[Extracted records]

>> START

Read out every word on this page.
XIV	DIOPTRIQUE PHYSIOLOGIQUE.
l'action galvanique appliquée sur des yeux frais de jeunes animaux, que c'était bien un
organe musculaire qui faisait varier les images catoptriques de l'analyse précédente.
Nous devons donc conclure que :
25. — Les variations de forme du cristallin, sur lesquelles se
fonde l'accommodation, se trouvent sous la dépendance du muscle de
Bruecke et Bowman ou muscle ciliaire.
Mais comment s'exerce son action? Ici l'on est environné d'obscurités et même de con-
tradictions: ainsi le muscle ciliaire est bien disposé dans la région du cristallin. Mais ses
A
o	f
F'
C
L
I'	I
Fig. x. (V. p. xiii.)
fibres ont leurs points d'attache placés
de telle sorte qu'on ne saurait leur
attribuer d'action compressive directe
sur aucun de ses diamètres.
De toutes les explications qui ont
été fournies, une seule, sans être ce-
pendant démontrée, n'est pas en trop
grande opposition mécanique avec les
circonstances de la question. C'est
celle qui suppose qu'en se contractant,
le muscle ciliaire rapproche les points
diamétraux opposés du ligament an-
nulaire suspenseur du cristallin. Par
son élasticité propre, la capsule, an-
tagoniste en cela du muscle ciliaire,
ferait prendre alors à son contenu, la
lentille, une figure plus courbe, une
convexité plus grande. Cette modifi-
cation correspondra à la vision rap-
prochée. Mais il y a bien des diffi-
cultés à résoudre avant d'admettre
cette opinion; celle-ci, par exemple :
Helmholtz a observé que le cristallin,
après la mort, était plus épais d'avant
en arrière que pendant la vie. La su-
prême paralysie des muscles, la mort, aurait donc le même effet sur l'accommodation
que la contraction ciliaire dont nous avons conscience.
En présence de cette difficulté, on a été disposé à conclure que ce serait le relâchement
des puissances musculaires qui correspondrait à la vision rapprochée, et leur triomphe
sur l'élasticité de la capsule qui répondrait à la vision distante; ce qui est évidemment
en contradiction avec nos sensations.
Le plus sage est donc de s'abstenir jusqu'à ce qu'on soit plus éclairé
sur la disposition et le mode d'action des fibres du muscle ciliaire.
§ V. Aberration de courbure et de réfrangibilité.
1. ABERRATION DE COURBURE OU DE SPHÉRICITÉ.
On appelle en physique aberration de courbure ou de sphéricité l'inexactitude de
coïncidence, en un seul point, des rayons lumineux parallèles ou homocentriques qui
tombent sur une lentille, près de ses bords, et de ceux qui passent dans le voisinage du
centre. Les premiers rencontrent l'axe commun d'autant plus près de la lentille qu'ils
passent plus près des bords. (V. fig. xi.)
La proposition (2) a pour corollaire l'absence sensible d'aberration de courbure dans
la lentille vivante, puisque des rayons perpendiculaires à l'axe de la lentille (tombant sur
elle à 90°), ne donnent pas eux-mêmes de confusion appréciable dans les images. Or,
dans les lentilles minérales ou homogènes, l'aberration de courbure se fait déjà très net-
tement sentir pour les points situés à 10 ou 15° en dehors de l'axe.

>> END

Your task: Transcribe the records above exactly as they appear.

Finished exercise:
Read out every word on this page.
XIV	DIOPTRIQUE PHYSIOLOGIQUE.
l'action galvanique appliquée sur des yeux frais de jeunes animaux, que c'était bien un
organe musculaire qui faisait varier les images catoptriques de l'analyse précédente.
Nous devons donc conclure que :
25. — Les variations de forme du cristallin, sur lesquelles se
fonde l'accommodation, se trouvent sous la dépendance du muscle de
Bruecke et Bowman ou muscle ciliaire.
Mais comment s'exerce son action? Ici l'on est environné d'obscurités et même de con-
tradictions: ainsi le muscle ciliaire est bien disposé dans la région du cristallin. Mais ses
A
o	f
F'
C
L
I'	I
Fig. x. (V. p. xiii.)
fibres ont leurs points d'attache placés
de telle sorte qu'on ne saurait leur
attribuer d'action compressive directe
sur aucun de ses diamètres.
De toutes les explications qui ont
été fournies, une seule, sans être ce-
pendant démontrée, n'est pas en trop
grande opposition mécanique avec les
circonstances de la question. C'est
celle qui suppose qu'en se contractant,
le muscle ciliaire rapproche les points
diamétraux opposés du ligament an-
nulaire suspenseur du cristallin. Par
son élasticité propre, la capsule, an-
tagoniste en cela du muscle ciliaire,
ferait prendre alors à son contenu, la
lentille, une figure plus courbe, une
convexité plus grande. Cette modifi-
cation correspondra à la vision rap-
prochée. Mais il y a bien des diffi-
cultés à résoudre avant d'admettre
cette opinion; celle-ci, par exemple :
Helmholtz a observé que le cristallin,
après la mort, était plus épais d'avant
en arrière que pendant la vie. La su-
prême paralysie des muscles, la mort, aurait donc le même effet sur l'accommodation
que la contraction ciliaire dont nous avons conscience.
En présence de cette difficulté, on a été disposé à conclure que ce serait le relâchement
des puissances musculaires qui correspondrait à la vision rapprochée, et leur triomphe
sur l'élasticité de la capsule qui répondrait à la vision distante; ce qui est évidemment
en contradiction avec nos sensations.
Le plus sage est donc de s'abstenir jusqu'à ce qu'on soit plus éclairé
sur la disposition et le mode d'action des fibres du muscle ciliaire.
§ V. Aberration de courbure et de réfrangibilité.
1. ABERRATION DE COURBURE OU DE SPHÉRICITÉ.
On appelle en physique aberration de courbure ou de sphéricité l'inexactitude de
coïncidence, en un seul point, des rayons lumineux parallèles ou homocentriques qui
tombent sur une lentille, près de ses bords, et de ceux qui passent dans le voisinage du
centre. Les premiers rencontrent l'axe commun d'autant plus près de la lentille qu'ils
passent plus près des bords. (V. fig. xi.)
La proposition (2) a pour corollaire l'absence sensible d'aberration de courbure dans
la lentille vivante, puisque des rayons perpendiculaires à l'axe de la lentille (tombant sur
elle à 90°), ne donnent pas eux-mêmes de confusion appréciable dans les images. Or,
dans les lentilles minérales ou homogènes, l'aberration de courbure se fait déjà très net-
tement sentir pour les points situés à 10 ou 15° en dehors de l'axe.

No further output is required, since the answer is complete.